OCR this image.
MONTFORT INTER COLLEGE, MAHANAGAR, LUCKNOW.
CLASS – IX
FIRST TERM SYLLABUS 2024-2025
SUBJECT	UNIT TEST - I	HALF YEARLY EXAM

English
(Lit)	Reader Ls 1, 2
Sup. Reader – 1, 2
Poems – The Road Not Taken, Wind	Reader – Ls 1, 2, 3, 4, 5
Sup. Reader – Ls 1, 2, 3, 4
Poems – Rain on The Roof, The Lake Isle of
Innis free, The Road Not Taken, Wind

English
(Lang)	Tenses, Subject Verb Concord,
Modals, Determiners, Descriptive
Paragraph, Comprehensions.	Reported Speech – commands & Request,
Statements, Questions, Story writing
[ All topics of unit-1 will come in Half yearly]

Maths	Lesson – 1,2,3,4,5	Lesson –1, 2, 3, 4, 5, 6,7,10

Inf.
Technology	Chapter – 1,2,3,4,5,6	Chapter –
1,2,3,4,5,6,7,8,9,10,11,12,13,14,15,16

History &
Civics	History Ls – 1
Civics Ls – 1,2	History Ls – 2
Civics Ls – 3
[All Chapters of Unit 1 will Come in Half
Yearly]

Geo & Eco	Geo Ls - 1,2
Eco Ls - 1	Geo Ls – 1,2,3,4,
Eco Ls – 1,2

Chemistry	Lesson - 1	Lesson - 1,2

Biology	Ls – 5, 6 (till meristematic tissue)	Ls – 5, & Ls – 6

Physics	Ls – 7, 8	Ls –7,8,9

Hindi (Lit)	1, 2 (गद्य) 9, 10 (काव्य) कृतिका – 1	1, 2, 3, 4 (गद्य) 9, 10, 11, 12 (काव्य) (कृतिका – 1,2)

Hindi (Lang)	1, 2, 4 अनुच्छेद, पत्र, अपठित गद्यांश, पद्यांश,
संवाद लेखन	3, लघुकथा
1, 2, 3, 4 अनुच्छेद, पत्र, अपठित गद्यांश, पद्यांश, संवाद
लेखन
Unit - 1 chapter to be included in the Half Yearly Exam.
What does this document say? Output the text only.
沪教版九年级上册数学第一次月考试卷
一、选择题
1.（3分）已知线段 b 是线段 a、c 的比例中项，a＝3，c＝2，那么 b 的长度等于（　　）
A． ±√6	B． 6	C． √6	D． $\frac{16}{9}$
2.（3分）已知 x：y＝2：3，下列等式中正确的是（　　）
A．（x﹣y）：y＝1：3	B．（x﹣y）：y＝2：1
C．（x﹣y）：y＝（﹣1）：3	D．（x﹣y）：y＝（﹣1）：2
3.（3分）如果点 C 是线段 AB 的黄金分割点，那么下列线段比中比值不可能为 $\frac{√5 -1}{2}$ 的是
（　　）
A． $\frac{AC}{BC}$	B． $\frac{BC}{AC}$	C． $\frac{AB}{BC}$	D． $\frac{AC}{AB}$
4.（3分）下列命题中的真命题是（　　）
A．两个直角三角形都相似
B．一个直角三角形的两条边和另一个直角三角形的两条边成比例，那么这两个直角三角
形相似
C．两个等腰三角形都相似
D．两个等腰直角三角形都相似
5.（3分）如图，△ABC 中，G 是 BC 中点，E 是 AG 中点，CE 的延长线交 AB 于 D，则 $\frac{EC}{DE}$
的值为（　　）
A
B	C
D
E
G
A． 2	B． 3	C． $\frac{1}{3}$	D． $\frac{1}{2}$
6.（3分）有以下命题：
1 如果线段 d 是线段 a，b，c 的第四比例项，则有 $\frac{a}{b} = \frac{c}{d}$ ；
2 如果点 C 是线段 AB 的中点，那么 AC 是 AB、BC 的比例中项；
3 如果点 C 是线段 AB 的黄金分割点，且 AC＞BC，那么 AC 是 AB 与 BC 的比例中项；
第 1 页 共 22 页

--- --- ---

- _WORK TO DO_
Count every line in the preceding entries where the string "frac" appears, then state only the total.

- _TASK OUTPUT_
6